Copy every line from the data below in which the string "text" can be found.
·····
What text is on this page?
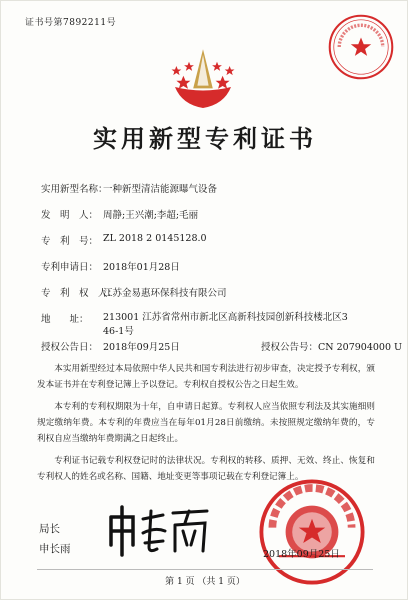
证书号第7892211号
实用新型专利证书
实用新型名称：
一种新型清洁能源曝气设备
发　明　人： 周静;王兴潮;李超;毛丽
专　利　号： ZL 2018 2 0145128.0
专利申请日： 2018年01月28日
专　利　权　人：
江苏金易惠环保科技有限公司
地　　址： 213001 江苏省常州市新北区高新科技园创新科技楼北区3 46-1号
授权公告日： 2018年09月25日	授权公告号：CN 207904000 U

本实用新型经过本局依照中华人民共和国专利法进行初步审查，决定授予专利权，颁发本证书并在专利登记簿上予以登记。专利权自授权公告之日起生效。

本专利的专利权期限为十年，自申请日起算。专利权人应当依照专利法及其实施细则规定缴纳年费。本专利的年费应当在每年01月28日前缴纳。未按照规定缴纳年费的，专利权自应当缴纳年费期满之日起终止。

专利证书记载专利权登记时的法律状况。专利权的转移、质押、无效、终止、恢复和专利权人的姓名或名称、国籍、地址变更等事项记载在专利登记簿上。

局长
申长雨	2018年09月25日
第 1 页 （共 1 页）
·····
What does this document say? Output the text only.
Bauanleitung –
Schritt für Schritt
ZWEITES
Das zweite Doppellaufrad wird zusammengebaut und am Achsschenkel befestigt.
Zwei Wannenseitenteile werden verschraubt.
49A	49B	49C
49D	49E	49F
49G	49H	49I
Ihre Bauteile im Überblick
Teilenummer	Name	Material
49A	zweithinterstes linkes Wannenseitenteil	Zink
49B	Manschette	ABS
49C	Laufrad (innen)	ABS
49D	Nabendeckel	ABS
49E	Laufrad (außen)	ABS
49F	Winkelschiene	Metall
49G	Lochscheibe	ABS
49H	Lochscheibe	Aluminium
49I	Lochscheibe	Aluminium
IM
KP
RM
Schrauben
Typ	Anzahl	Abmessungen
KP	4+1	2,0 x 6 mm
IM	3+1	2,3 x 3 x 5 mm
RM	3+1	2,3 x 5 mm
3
·····
__Task solution__:
What text is on this page?
What does this document say? Output the text only.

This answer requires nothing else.